WHAT YOU SHOULD DO:
Please print every record below exactly as it appears.

PROVIDED INFORMATION:
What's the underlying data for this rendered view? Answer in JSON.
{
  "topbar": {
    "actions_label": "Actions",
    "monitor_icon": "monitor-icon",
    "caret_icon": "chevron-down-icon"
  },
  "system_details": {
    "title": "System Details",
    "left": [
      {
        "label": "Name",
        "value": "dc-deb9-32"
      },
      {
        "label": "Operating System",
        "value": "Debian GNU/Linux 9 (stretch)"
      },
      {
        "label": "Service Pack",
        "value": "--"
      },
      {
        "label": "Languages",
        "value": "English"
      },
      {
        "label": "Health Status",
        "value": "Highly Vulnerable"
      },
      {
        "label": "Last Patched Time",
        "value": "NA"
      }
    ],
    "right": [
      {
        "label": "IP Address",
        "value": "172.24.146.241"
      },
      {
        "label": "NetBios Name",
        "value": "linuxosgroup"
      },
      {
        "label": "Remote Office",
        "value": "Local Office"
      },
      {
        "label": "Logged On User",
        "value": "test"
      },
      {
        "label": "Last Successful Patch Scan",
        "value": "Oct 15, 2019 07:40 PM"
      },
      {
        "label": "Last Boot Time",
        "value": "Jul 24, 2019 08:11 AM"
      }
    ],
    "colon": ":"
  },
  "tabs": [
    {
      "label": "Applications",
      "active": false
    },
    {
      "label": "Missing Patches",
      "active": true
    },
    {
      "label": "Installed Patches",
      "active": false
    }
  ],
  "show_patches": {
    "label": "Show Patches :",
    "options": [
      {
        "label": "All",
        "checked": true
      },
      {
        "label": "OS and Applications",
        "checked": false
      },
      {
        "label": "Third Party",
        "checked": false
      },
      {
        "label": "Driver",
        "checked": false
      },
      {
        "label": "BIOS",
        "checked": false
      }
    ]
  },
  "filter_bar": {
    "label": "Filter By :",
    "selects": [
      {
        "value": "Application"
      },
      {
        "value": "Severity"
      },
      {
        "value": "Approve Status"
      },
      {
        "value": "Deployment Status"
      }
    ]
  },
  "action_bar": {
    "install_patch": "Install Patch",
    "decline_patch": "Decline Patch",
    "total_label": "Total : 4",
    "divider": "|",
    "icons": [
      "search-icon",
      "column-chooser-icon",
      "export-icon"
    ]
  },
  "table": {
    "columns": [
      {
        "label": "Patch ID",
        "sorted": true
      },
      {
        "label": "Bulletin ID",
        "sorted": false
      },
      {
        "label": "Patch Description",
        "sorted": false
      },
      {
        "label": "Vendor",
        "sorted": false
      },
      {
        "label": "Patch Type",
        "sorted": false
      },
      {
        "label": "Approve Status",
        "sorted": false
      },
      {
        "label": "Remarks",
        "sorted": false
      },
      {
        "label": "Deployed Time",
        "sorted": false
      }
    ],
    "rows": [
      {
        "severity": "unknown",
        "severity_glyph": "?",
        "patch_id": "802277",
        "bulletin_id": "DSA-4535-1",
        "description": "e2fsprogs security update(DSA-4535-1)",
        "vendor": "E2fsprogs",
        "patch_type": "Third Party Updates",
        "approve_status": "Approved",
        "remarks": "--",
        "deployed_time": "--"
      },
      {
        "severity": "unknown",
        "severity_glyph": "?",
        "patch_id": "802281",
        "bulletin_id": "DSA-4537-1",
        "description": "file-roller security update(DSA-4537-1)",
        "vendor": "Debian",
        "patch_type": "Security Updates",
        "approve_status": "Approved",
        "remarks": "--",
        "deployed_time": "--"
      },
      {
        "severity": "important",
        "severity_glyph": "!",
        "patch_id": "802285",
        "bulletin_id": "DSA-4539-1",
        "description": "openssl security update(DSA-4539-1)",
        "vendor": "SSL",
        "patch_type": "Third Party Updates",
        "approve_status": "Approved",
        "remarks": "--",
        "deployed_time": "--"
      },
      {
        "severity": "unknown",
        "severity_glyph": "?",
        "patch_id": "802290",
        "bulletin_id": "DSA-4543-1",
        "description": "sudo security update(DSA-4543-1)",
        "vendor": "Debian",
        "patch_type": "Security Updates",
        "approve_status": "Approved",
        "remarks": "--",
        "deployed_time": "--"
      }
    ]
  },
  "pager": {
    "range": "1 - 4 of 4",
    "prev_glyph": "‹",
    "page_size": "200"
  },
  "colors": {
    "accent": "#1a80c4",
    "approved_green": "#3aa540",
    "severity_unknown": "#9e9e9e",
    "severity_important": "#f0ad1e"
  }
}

EXERCISE ANSWER:
What's the underlying data for this rendered view? Answer in JSON.
{
  "topbar": {
    "actions_label": "Actions",
    "monitor_icon": "monitor-icon",
    "caret_icon": "chevron-down-icon"
  },
  "system_details": {
    "title": "System Details",
    "left": [
      {
        "label": "Name",
        "value": "dc-deb9-32"
      },
      {
        "label": "Operating System",
        "value": "Debian GNU/Linux 9 (stretch)"
      },
      {
        "label": "Service Pack",
        "value": "--"
      },
      {
        "label": "Languages",
        "value": "English"
      },
      {
        "label": "Health Status",
        "value": "Highly Vulnerable"
      },
      {
        "label": "Last Patched Time",
        "value": "NA"
      }
    ],
    "right": [
      {
        "label": "IP Address",
        "value": "172.24.146.241"
      },
      {
        "label": "NetBios Name",
        "value": "linuxosgroup"
      },
      {
        "label": "Remote Office",
        "value": "Local Office"
      },
      {
        "label": "Logged On User",
        "value": "test"
      },
      {
        "label": "Last Successful Patch Scan",
        "value": "Oct 15, 2019 07:40 PM"
      },
      {
        "label": "Last Boot Time",
        "value": "Jul 24, 2019 08:11 AM"
      }
    ],
    "colon": ":"
  },
  "tabs": [
    {
      "label": "Applications",
      "active": false
    },
    {
      "label": "Missing Patches",
      "active": true
    },
    {
      "label": "Installed Patches",
      "active": false
    }
  ],
  "show_patches": {
    "label": "Show Patches :",
    "options": [
      {
        "label": "All",
        "checked": true
      },
      {
        "label": "OS and Applications",
        "checked": false
      },
      {
        "label": "Third Party",
        "checked": false
      },
      {
        "label": "Driver",
        "checked": false
      },
      {
        "label": "BIOS",
        "checked": false
      }
    ]
  },
  "filter_bar": {
    "label": "Filter By :",
    "selects": [
      {
        "value": "Application"
      },
      {
        "value": "Severity"
      },
      {
        "value": "Approve Status"
      },
      {
        "value": "Deployment Status"
      }
    ]
  },
  "action_bar": {
    "install_patch": "Install Patch",
    "decline_patch": "Decline Patch",
    "total_label": "Total : 4",
    "divider": "|",
    "icons": [
      "search-icon",
      "column-chooser-icon",
      "export-icon"
    ]
  },
  "table": {
    "columns": [
      {
        "label": "Patch ID",
        "sorted": true
      },
      {
        "label": "Bulletin ID",
        "sorted": false
      },
      {
        "label": "Patch Description",
        "sorted": false
      },
      {
        "label": "Vendor",
        "sorted": false
      },
      {
        "label": "Patch Type",
        "sorted": false
      },
      {
        "label": "Approve Status",
        "sorted": false
      },
      {
        "label": "Remarks",
        "sorted": false
      },
      {
        "label": "Deployed Time",
        "sorted": false
      }
    ],
    "rows": [
      {
        "severity": "unknown",
        "severity_glyph": "?",
        "patch_id": "802277",
        "bulletin_id": "DSA-4535-1",
        "description": "e2fsprogs security update(DSA-4535-1)",
        "vendor": "E2fsprogs",
        "patch_type": "Third Party Updates",
        "approve_status": "Approved",
        "remarks": "--",
        "deployed_time": "--"
      },
      {
        "severity": "unknown",
        "severity_glyph": "?",
        "patch_id": "802281",
        "bulletin_id": "DSA-4537-1",
        "description": "file-roller security update(DSA-4537-1)",
        "vendor": "Debian",
        "patch_type": "Security Updates",
        "approve_status": "Approved",
        "remarks": "--",
        "deployed_time": "--"
      },
      {
        "severity": "important",
        "severity_glyph": "!",
        "patch_id": "802285",
        "bulletin_id": "DSA-4539-1",
        "description": "openssl security update(DSA-4539-1)",
        "vendor": "SSL",
        "patch_type": "Third Party Updates",
        "approve_status": "Approved",
        "remarks": "--",
        "deployed_time": "--"
      },
      {
        "severity": "unknown",
        "severity_glyph": "?",
        "patch_id": "802290",
        "bulletin_id": "DSA-4543-1",
        "description": "sudo security update(DSA-4543-1)",
        "vendor": "Debian",
        "patch_type": "Security Updates",
        "approve_status": "Approved",
        "remarks": "--",
        "deployed_time": "--"
      }
    ]
  },
  "pager": {
    "range": "1 - 4 of 4",
    "prev_glyph": "‹",
    "page_size": "200"
  },
  "colors": {
    "accent": "#1a80c4",
    "approved_green": "#3aa540",
    "severity_unknown": "#9e9e9e",
    "severity_important": "#f0ad1e"
  }
}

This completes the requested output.